-- START OF SUPPLIED DATA --

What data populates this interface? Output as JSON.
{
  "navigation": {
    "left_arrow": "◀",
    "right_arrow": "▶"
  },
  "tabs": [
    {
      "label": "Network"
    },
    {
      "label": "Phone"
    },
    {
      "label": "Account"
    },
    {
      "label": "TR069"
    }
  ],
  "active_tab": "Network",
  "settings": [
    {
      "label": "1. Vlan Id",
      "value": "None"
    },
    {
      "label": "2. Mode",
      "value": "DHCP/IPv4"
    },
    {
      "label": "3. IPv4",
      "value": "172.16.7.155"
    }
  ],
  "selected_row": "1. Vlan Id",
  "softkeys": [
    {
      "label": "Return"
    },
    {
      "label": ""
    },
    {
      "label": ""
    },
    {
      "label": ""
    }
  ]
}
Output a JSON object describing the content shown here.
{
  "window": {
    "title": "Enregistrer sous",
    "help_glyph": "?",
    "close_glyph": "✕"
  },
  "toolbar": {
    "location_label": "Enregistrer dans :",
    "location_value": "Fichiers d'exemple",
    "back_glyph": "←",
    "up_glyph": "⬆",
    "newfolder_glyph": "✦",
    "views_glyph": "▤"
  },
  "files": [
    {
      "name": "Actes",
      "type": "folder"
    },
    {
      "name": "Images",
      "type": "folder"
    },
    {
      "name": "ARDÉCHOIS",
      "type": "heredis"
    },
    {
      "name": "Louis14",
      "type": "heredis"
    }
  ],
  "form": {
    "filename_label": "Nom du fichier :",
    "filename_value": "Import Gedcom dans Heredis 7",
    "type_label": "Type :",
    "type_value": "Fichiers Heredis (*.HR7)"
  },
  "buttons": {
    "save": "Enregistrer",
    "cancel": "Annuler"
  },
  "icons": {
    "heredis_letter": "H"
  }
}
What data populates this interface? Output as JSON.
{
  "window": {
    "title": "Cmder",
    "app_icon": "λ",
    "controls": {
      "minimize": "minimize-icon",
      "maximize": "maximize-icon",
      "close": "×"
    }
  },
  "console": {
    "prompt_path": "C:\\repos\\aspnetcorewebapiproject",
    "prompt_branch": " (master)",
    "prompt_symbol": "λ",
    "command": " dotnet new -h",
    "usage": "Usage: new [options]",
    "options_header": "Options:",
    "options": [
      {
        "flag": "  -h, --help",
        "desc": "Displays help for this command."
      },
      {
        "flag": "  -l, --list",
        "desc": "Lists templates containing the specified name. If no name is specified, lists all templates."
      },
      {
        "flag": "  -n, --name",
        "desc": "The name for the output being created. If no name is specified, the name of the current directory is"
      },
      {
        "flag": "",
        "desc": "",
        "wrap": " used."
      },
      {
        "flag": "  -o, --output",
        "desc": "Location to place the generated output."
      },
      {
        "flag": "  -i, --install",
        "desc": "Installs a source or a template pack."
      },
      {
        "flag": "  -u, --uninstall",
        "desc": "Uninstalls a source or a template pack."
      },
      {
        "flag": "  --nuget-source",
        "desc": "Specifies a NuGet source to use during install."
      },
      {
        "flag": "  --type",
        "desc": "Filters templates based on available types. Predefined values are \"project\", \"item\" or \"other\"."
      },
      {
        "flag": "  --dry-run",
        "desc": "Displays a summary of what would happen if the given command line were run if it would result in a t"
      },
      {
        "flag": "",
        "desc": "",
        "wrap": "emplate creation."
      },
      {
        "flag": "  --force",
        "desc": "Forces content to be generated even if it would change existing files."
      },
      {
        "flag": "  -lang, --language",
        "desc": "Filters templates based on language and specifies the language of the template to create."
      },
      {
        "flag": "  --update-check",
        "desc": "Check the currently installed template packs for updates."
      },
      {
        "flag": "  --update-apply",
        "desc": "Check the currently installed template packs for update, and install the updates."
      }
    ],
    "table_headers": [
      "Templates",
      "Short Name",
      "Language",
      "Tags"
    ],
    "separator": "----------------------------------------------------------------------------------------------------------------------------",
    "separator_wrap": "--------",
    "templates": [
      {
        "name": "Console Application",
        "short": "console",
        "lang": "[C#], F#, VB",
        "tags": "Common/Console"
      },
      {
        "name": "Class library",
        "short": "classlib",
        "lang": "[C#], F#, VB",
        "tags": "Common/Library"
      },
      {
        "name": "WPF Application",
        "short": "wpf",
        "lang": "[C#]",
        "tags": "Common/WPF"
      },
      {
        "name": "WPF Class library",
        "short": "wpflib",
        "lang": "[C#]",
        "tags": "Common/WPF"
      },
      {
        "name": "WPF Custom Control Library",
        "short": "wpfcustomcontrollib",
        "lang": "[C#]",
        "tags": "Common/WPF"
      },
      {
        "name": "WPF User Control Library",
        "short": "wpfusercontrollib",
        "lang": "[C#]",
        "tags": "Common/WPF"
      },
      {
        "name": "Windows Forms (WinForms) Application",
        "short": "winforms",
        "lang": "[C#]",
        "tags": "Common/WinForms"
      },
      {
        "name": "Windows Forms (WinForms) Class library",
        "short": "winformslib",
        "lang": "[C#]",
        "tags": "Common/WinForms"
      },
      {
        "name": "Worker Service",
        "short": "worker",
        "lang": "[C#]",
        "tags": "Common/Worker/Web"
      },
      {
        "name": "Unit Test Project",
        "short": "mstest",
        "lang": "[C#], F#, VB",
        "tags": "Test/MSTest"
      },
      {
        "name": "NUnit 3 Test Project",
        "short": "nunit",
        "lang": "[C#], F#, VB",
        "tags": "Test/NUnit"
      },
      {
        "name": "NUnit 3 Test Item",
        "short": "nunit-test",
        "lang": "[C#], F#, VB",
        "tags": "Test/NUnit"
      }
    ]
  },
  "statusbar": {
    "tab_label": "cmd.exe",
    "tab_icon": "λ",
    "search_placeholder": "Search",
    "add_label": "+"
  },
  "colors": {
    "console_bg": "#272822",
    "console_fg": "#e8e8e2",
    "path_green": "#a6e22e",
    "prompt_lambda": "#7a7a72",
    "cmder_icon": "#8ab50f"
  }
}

-- END OF SUPPLIED DATA --

» **TASK TO CARRY OUT**: Reproduce every entry shown above, precisely as it stands.

» **ANSWER TO THE TASK**:
What data populates this interface? Output as JSON.
{
  "navigation": {
    "left_arrow": "◀",
    "right_arrow": "▶"
  },
  "tabs": [
    {
      "label": "Network"
    },
    {
      "label": "Phone"
    },
    {
      "label": "Account"
    },
    {
      "label": "TR069"
    }
  ],
  "active_tab": "Network",
  "settings": [
    {
      "label": "1. Vlan Id",
      "value": "None"
    },
    {
      "label": "2. Mode",
      "value": "DHCP/IPv4"
    },
    {
      "label": "3. IPv4",
      "value": "172.16.7.155"
    }
  ],
  "selected_row": "1. Vlan Id",
  "softkeys": [
    {
      "label": "Return"
    },
    {
      "label": ""
    },
    {
      "label": ""
    },
    {
      "label": ""
    }
  ]
}
Output a JSON object describing the content shown here.
{
  "window": {
    "title": "Enregistrer sous",
    "help_glyph": "?",
    "close_glyph": "✕"
  },
  "toolbar": {
    "location_label": "Enregistrer dans :",
    "location_value": "Fichiers d'exemple",
    "back_glyph": "←",
    "up_glyph": "⬆",
    "newfolder_glyph": "✦",
    "views_glyph": "▤"
  },
  "files": [
    {
      "name": "Actes",
      "type": "folder"
    },
    {
      "name": "Images",
      "type": "folder"
    },
    {
      "name": "ARDÉCHOIS",
      "type": "heredis"
    },
    {
      "name": "Louis14",
      "type": "heredis"
    }
  ],
  "form": {
    "filename_label": "Nom du fichier :",
    "filename_value": "Import Gedcom dans Heredis 7",
    "type_label": "Type :",
    "type_value": "Fichiers Heredis (*.HR7)"
  },
  "buttons": {
    "save": "Enregistrer",
    "cancel": "Annuler"
  },
  "icons": {
    "heredis_letter": "H"
  }
}
What data populates this interface? Output as JSON.
{
  "window": {
    "title": "Cmder",
    "app_icon": "λ",
    "controls": {
      "minimize": "minimize-icon",
      "maximize": "maximize-icon",
      "close": "×"
    }
  },
  "console": {
    "prompt_path": "C:\\repos\\aspnetcorewebapiproject",
    "prompt_branch": " (master)",
    "prompt_symbol": "λ",
    "command": " dotnet new -h",
    "usage": "Usage: new [options]",
    "options_header": "Options:",
    "options": [
      {
        "flag": "  -h, --help",
        "desc": "Displays help for this command."
      },
      {
        "flag": "  -l, --list",
        "desc": "Lists templates containing the specified name. If no name is specified, lists all templates."
      },
      {
        "flag": "  -n, --name",
        "desc": "The name for the output being created. If no name is specified, the name of the current directory is"
      },
      {
        "flag": "",
        "desc": "",
        "wrap": " used."
      },
      {
        "flag": "  -o, --output",
        "desc": "Location to place the generated output."
      },
      {
        "flag": "  -i, --install",
        "desc": "Installs a source or a template pack."
      },
      {
        "flag": "  -u, --uninstall",
        "desc": "Uninstalls a source or a template pack."
      },
      {
        "flag": "  --nuget-source",
        "desc": "Specifies a NuGet source to use during install."
      },
      {
        "flag": "  --type",
        "desc": "Filters templates based on available types. Predefined values are \"project\", \"item\" or \"other\"."
      },
      {
        "flag": "  --dry-run",
        "desc": "Displays a summary of what would happen if the given command line were run if it would result in a t"
      },
      {
        "flag": "",
        "desc": "",
        "wrap": "emplate creation."
      },
      {
        "flag": "  --force",
        "desc": "Forces content to be generated even if it would change existing files."
      },
      {
        "flag": "  -lang, --language",
        "desc": "Filters templates based on language and specifies the language of the template to create."
      },
      {
        "flag": "  --update-check",
        "desc": "Check the currently installed template packs for updates."
      },
      {
        "flag": "  --update-apply",
        "desc": "Check the currently installed template packs for update, and install the updates."
      }
    ],
    "table_headers": [
      "Templates",
      "Short Name",
      "Language",
      "Tags"
    ],
    "separator": "----------------------------------------------------------------------------------------------------------------------------",
    "separator_wrap": "--------",
    "templates": [
      {
        "name": "Console Application",
        "short": "console",
        "lang": "[C#], F#, VB",
        "tags": "Common/Console"
      },
      {
        "name": "Class library",
        "short": "classlib",
        "lang": "[C#], F#, VB",
        "tags": "Common/Library"
      },
      {
        "name": "WPF Application",
        "short": "wpf",
        "lang": "[C#]",
        "tags": "Common/WPF"
      },
      {
        "name": "WPF Class library",
        "short": "wpflib",
        "lang": "[C#]",
        "tags": "Common/WPF"
      },
      {
        "name": "WPF Custom Control Library",
        "short": "wpfcustomcontrollib",
        "lang": "[C#]",
        "tags": "Common/WPF"
      },
      {
        "name": "WPF User Control Library",
        "short": "wpfusercontrollib",
        "lang": "[C#]",
        "tags": "Common/WPF"
      },
      {
        "name": "Windows Forms (WinForms) Application",
        "short": "winforms",
        "lang": "[C#]",
        "tags": "Common/WinForms"
      },
      {
        "name": "Windows Forms (WinForms) Class library",
        "short": "winformslib",
        "lang": "[C#]",
        "tags": "Common/WinForms"
      },
      {
        "name": "Worker Service",
        "short": "worker",
        "lang": "[C#]",
        "tags": "Common/Worker/Web"
      },
      {
        "name": "Unit Test Project",
        "short": "mstest",
        "lang": "[C#], F#, VB",
        "tags": "Test/MSTest"
      },
      {
        "name": "NUnit 3 Test Project",
        "short": "nunit",
        "lang": "[C#], F#, VB",
        "tags": "Test/NUnit"
      },
      {
        "name": "NUnit 3 Test Item",
        "short": "nunit-test",
        "lang": "[C#], F#, VB",
        "tags": "Test/NUnit"
      }
    ]
  },
  "statusbar": {
    "tab_label": "cmd.exe",
    "tab_icon": "λ",
    "search_placeholder": "Search",
    "add_label": "+"
  },
  "colors": {
    "console_bg": "#272822",
    "console_fg": "#e8e8e2",
    "path_green": "#a6e22e",
    "prompt_lambda": "#7a7a72",
    "cmder_icon": "#8ab50f"
  }
}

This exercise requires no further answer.